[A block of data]
+--

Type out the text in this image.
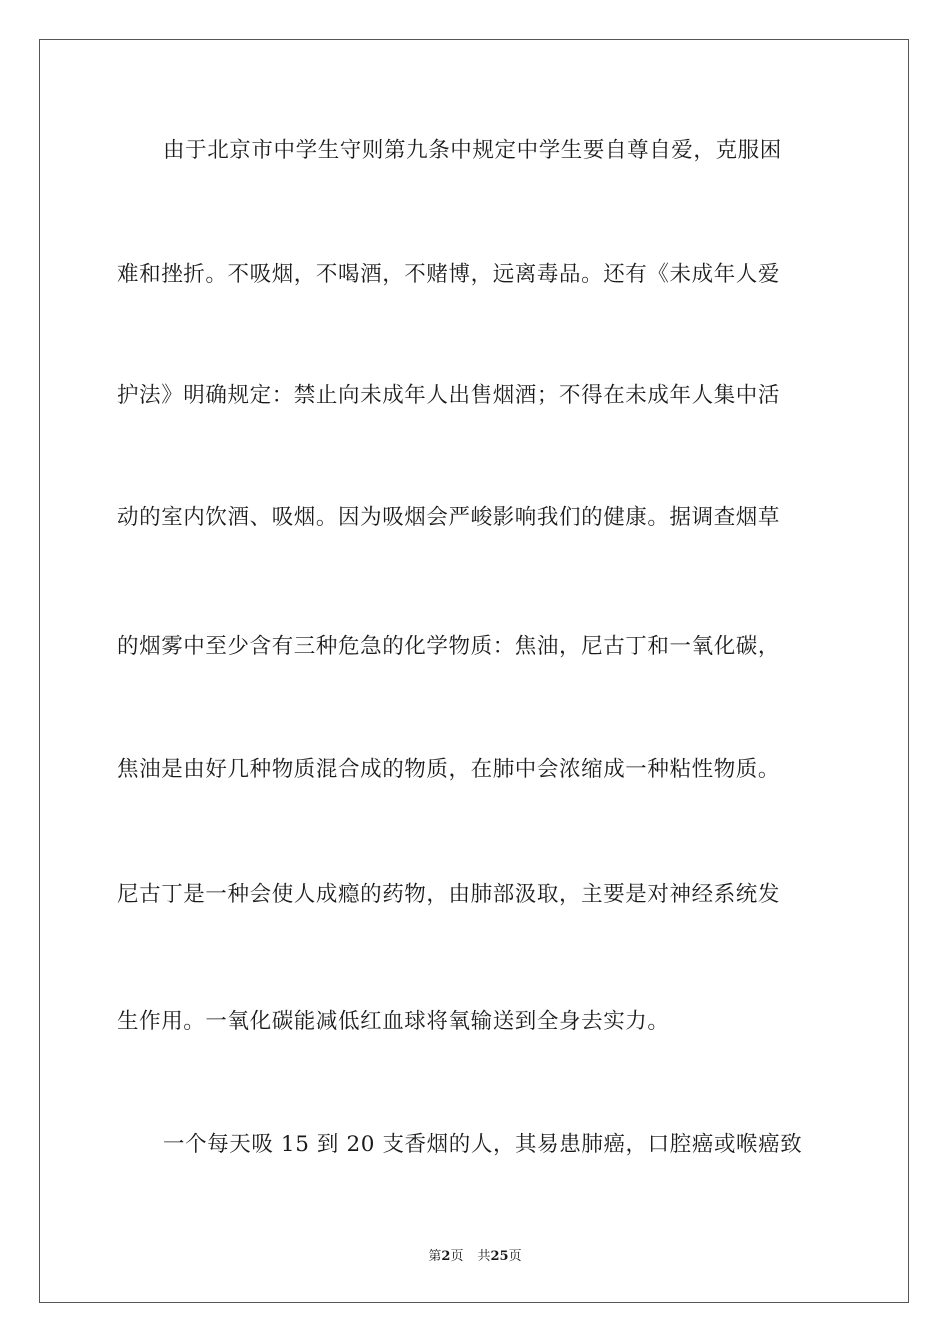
由于北京市中学生守则第九条中规定中学生要自尊自爱，克服困
难和挫折。不吸烟，不喝酒，不赌博，远离毒品。还有《未成年人爱
护法》明确规定：禁止向未成年人出售烟酒；不得在未成年人集中活
动的室内饮酒、吸烟。因为吸烟会严峻影响我们的健康。据调查烟草
的烟雾中至少含有三种危急的化学物质：焦油，尼古丁和一氧化碳，
焦油是由好几种物质混合成的物质，在肺中会浓缩成一种粘性物质。
尼古丁是一种会使人成瘾的药物，由肺部汲取，主要是对神经系统发
生作用。一氧化碳能减低红血球将氧输送到全身去实力。
一个每天吸 15 到 20 支香烟的人，其易患肺癌，口腔癌或喉癌致
第2页 共25页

+--

Your instructions:
Give an exact reproduction of every line, leaving out any picture.

Exercise solution:
Type out the text in this image.
由于北京市中学生守则第九条中规定中学生要自尊自爱，克服困
难和挫折。不吸烟，不喝酒，不赌博，远离毒品。还有《未成年人爱
护法》明确规定：禁止向未成年人出售烟酒；不得在未成年人集中活
动的室内饮酒、吸烟。因为吸烟会严峻影响我们的健康。据调查烟草
的烟雾中至少含有三种危急的化学物质：焦油，尼古丁和一氧化碳，
焦油是由好几种物质混合成的物质，在肺中会浓缩成一种粘性物质。
尼古丁是一种会使人成瘾的药物，由肺部汲取，主要是对神经系统发
生作用。一氧化碳能减低红血球将氧输送到全身去实力。
一个每天吸 15 到 20 支香烟的人，其易患肺癌，口腔癌或喉癌致
第2页 共25页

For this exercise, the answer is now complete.